▶ _YOUR INSTRUCTIONS_:
Copy down every line where the string "simply" shows up.

▶ _EXCERPTED RECORDS_:
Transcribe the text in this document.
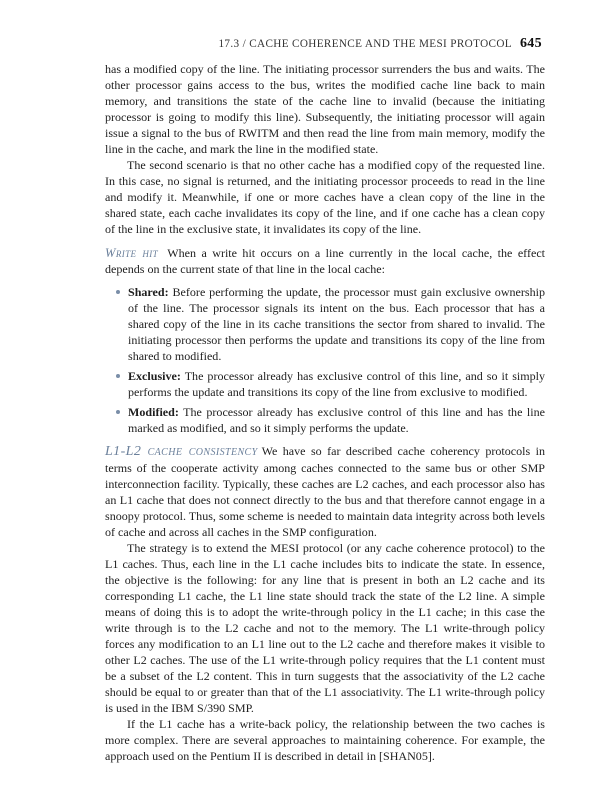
17.3 / CACHE COHERENCE AND THE MESI PROTOCOL 645

has a modified copy of the line. The initiating processor surrenders the bus and waits. The other processor gains access to the bus, writes the modified cache line back to main memory, and transitions the state of the cache line to invalid (because the initiating processor is going to modify this line). Subsequently, the initiating processor will again issue a signal to the bus of RWITM and then read the line from main memory, modify the line in the cache, and mark the line in the modified state.

The second scenario is that no other cache has a modified copy of the requested line. In this case, no signal is returned, and the initiating processor proceeds to read in the line and modify it. Meanwhile, if one or more caches have a clean copy of the line in the shared state, each cache invalidates its copy of the line, and if one cache has a clean copy of the line in the exclusive state, it invalidates its copy of the line.

Write hit When a write hit occurs on a line currently in the local cache, the effect depends on the current state of that line in the local cache:

Shared: Before performing the update, the processor must gain exclusive ownership of the line. The processor signals its intent on the bus. Each processor that has a shared copy of the line in its cache transitions the sector from shared to invalid. The initiating processor then performs the update and transitions its copy of the line from shared to modified.
Exclusive: The processor already has exclusive control of this line, and so it simply performs the update and transitions its copy of the line from exclusive to modified.
Modified: The processor already has exclusive control of this line and has the line marked as modified, and so it simply performs the update.

L1-L2 cache consistency We have so far described cache coherency protocols in terms of the cooperate activity among caches connected to the same bus or other SMP interconnection facility. Typically, these caches are L2 caches, and each processor also has an L1 cache that does not connect directly to the bus and that therefore cannot engage in a snoopy protocol. Thus, some scheme is needed to maintain data integrity across both levels of cache and across all caches in the SMP configuration.

The strategy is to extend the MESI protocol (or any cache coherence protocol) to the L1 caches. Thus, each line in the L1 cache includes bits to indicate the state. In essence, the objective is the following: for any line that is present in both an L2 cache and its corresponding L1 cache, the L1 line state should track the state of the L2 line. A simple means of doing this is to adopt the write-through policy in the L1 cache; in this case the write through is to the L2 cache and not to the memory. The L1 write-through policy forces any modification to an L1 line out to the L2 cache and therefore makes it visible to other L2 caches. The use of the L1 write-through policy requires that the L1 content must be a subset of the L2 content. This in turn suggests that the associativity of the L2 cache should be equal to or greater than that of the L1 associativity. The L1 write-through policy is used in the IBM S/390 SMP.

If the L1 cache has a write-back policy, the relationship between the two caches is more complex. There are several approaches to maintaining coherence. For example, the approach used on the Pentium II is described in detail in [SHAN05].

▶ _TASK SOLUTION_:
Exclusive: The processor already has exclusive control of this line, and so it simply performs the update and transitions its copy of the line from exclusive to modified.
Modified: The processor already has exclusive control of this line and has the line marked as modified, and so it simply performs the update.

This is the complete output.